● **Work to be completed**: Select the lines that contain "your" and copy each of them.

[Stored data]
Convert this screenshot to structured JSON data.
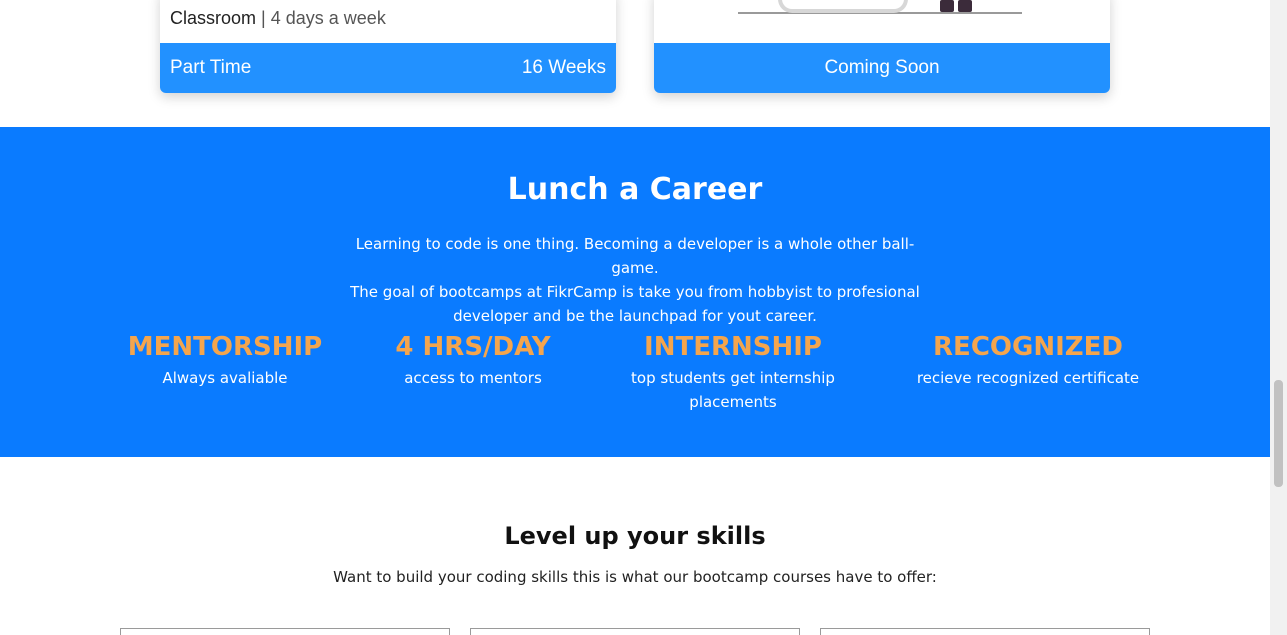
{
  "courses": [
    {
      "mode": "Classroom",
      "separator": "|",
      "schedule": "4 days a week",
      "type": "Part Time",
      "duration": "16 Weeks"
    },
    {
      "status": "Coming Soon"
    }
  ],
  "career": {
    "title": "Lunch a Career",
    "lines": [
      "Learning to code is one thing. Becoming a developer is a whole other ball-game.",
      "The goal of bootcamps at FikrCamp is take you from hobbyist to profesional",
      "developer and be the launchpad for yout career."
    ],
    "stats": [
      {
        "title": "MENTORSHIP",
        "desc": "Always avaliable"
      },
      {
        "title": "4 HRS/DAY",
        "desc": "access to mentors"
      },
      {
        "title": "INTERNSHIP",
        "desc": "top students get internship placements"
      },
      {
        "title": "RECOGNIZED",
        "desc": "recieve recognized certificate"
      }
    ]
  },
  "levelup": {
    "title": "Level up your skills",
    "subtitle": "Want to build your coding skills this is what our bootcamp courses have to offer:"
  },
  "colors": {
    "primary_blue": "#0a7bff",
    "card_footer_blue": "#2291ff",
    "stat_orange": "#f4a54d"
  }
}
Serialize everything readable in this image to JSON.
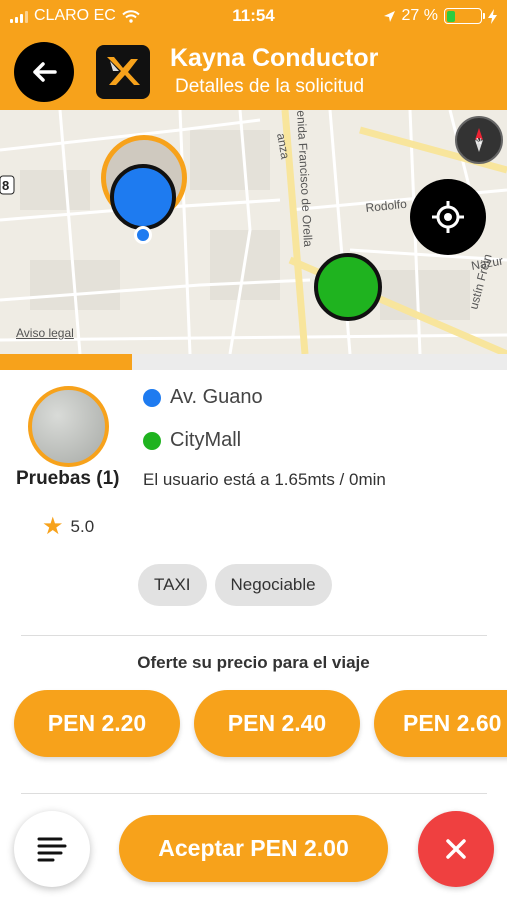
{
  "status_bar": {
    "carrier": "CLARO EC",
    "time": "11:54",
    "battery_percent": "27 %",
    "battery_level": 0.27
  },
  "header": {
    "title": "Kayna Conductor",
    "subtitle": "Detalles de la solicitud",
    "logo_text": "KAYNA"
  },
  "map": {
    "street_labels": [
      "enida Francisco de Orella",
      "Rodolfo",
      "Nazur",
      "anza",
      "ustín Frein"
    ],
    "legal_link": "Aviso legal",
    "road_badge": "8"
  },
  "request_progress": 0.26,
  "passenger": {
    "name": "Pruebas (1)",
    "rating": "5.0"
  },
  "trip": {
    "origin": "Av. Guano",
    "destination": "CityMall",
    "distance_text": "El usuario está a 1.65mts / 0min"
  },
  "tags": [
    "TAXI",
    "Negociable"
  ],
  "offer": {
    "title": "Oferte su precio para el viaje",
    "prices": [
      "PEN 2.20",
      "PEN 2.40",
      "PEN 2.60"
    ]
  },
  "actions": {
    "accept_label": "Aceptar PEN 2.00"
  },
  "colors": {
    "brand": "#f7a21b",
    "origin": "#1e7bf0",
    "destination": "#1fb31f",
    "cancel": "#ef4040"
  }
}
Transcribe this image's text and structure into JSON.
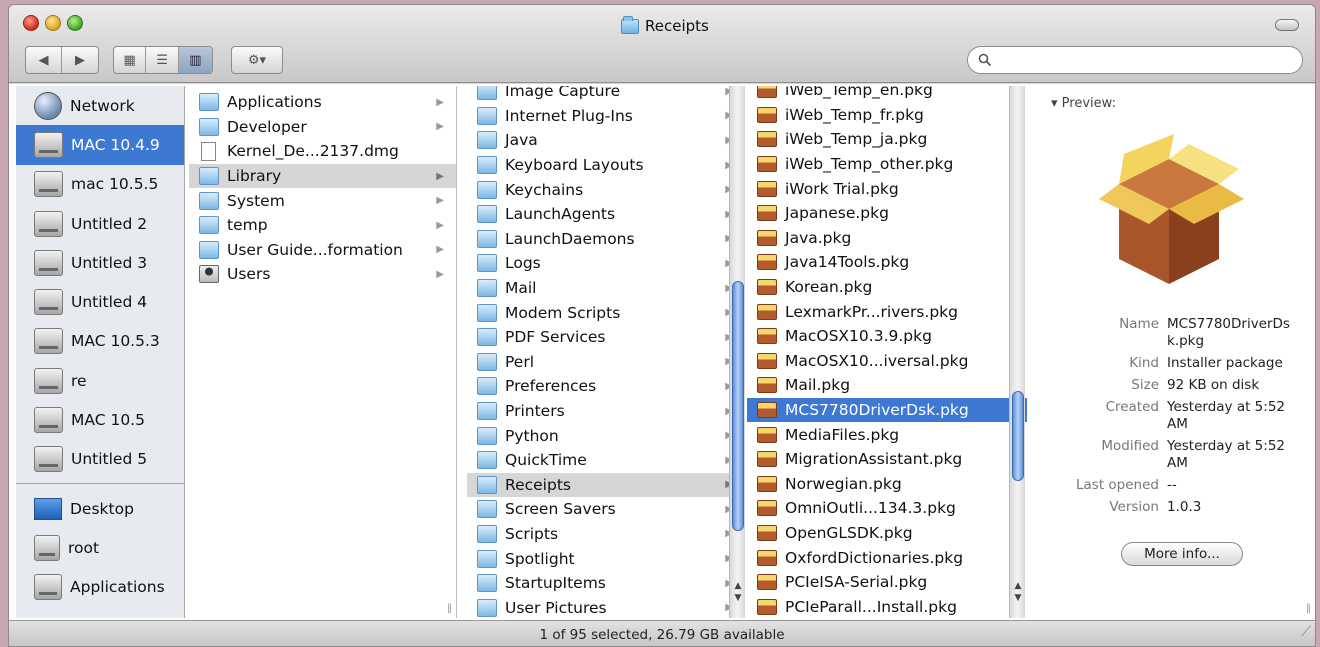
{
  "window": {
    "title": "Receipts"
  },
  "toolbar": {
    "back": "◀",
    "forward": "▶",
    "view_icons": "▦",
    "view_list": "☰",
    "view_columns": "▥",
    "action": "⚙▾",
    "search_placeholder": ""
  },
  "sidebar": {
    "devices": [
      {
        "label": "Network",
        "icon": "network-icon"
      },
      {
        "label": "MAC 10.4.9",
        "icon": "hard-drive-icon",
        "selected": true
      },
      {
        "label": "mac 10.5.5",
        "icon": "hard-drive-icon"
      },
      {
        "label": "Untitled 2",
        "icon": "hard-drive-icon"
      },
      {
        "label": "Untitled 3",
        "icon": "hard-drive-icon"
      },
      {
        "label": "Untitled 4",
        "icon": "hard-drive-icon"
      },
      {
        "label": "MAC 10.5.3",
        "icon": "hard-drive-icon"
      },
      {
        "label": "re",
        "icon": "hard-drive-icon"
      },
      {
        "label": "MAC 10.5",
        "icon": "hard-drive-icon"
      },
      {
        "label": "Untitled 5",
        "icon": "hard-drive-icon"
      }
    ],
    "places": [
      {
        "label": "Desktop",
        "icon": "desktop-icon"
      },
      {
        "label": "root",
        "icon": "home-icon"
      },
      {
        "label": "Applications",
        "icon": "applications-icon"
      }
    ]
  },
  "column1": {
    "items": [
      {
        "label": "Applications",
        "icon": "applications-folder-icon",
        "folder": true
      },
      {
        "label": "Developer",
        "icon": "developer-folder-icon",
        "folder": true
      },
      {
        "label": "Kernel_De...2137.dmg",
        "icon": "disk-image-icon",
        "folder": false
      },
      {
        "label": "Library",
        "icon": "library-folder-icon",
        "folder": true,
        "highlighted": true
      },
      {
        "label": "System",
        "icon": "folder-icon",
        "folder": true
      },
      {
        "label": "temp",
        "icon": "folder-icon",
        "folder": true
      },
      {
        "label": "User Guide...formation",
        "icon": "document-icon",
        "folder": true
      },
      {
        "label": "Users",
        "icon": "users-folder-icon",
        "folder": true
      }
    ]
  },
  "column2": {
    "items": [
      {
        "label": "Image Capture"
      },
      {
        "label": "Internet Plug-Ins"
      },
      {
        "label": "Java"
      },
      {
        "label": "Keyboard Layouts"
      },
      {
        "label": "Keychains"
      },
      {
        "label": "LaunchAgents"
      },
      {
        "label": "LaunchDaemons"
      },
      {
        "label": "Logs"
      },
      {
        "label": "Mail"
      },
      {
        "label": "Modem Scripts"
      },
      {
        "label": "PDF Services"
      },
      {
        "label": "Perl"
      },
      {
        "label": "Preferences"
      },
      {
        "label": "Printers"
      },
      {
        "label": "Python"
      },
      {
        "label": "QuickTime"
      },
      {
        "label": "Receipts",
        "highlighted": true
      },
      {
        "label": "Screen Savers"
      },
      {
        "label": "Scripts"
      },
      {
        "label": "Spotlight"
      },
      {
        "label": "StartupItems"
      },
      {
        "label": "User Pictures"
      }
    ]
  },
  "column3": {
    "items": [
      {
        "label": "iWeb_Temp_en.pkg"
      },
      {
        "label": "iWeb_Temp_fr.pkg"
      },
      {
        "label": "iWeb_Temp_ja.pkg"
      },
      {
        "label": "iWeb_Temp_other.pkg"
      },
      {
        "label": "iWork Trial.pkg"
      },
      {
        "label": "Japanese.pkg"
      },
      {
        "label": "Java.pkg"
      },
      {
        "label": "Java14Tools.pkg"
      },
      {
        "label": "Korean.pkg"
      },
      {
        "label": "LexmarkPr...rivers.pkg"
      },
      {
        "label": "MacOSX10.3.9.pkg"
      },
      {
        "label": "MacOSX10...iversal.pkg"
      },
      {
        "label": "Mail.pkg"
      },
      {
        "label": "MCS7780DriverDsk.pkg",
        "selected": true
      },
      {
        "label": "MediaFiles.pkg"
      },
      {
        "label": "MigrationAssistant.pkg"
      },
      {
        "label": "Norwegian.pkg"
      },
      {
        "label": "OmniOutli...134.3.pkg"
      },
      {
        "label": "OpenGLSDK.pkg"
      },
      {
        "label": "OxfordDictionaries.pkg"
      },
      {
        "label": "PCIeISA-Serial.pkg"
      },
      {
        "label": "PCIeParall...Install.pkg"
      }
    ]
  },
  "preview": {
    "header": "Preview:",
    "name_label": "Name",
    "name": "MCS7780DriverDsk.pkg",
    "kind_label": "Kind",
    "kind": "Installer package",
    "size_label": "Size",
    "size": "92 KB on disk",
    "created_label": "Created",
    "created": "Yesterday at 5:52 AM",
    "modified_label": "Modified",
    "modified": "Yesterday at 5:52 AM",
    "last_opened_label": "Last opened",
    "last_opened": "--",
    "version_label": "Version",
    "version": "1.0.3",
    "more_info": "More info..."
  },
  "status": {
    "text": "1 of 95 selected, 26.79 GB available"
  },
  "colors": {
    "selection": "#3d79d3",
    "highlight": "#d6d6d6"
  }
}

● **Result of the exercise**:
    "title": "Level up your skills",
    "subtitle": "Want to build your coding skills this is what our bootcamp courses have to offer:"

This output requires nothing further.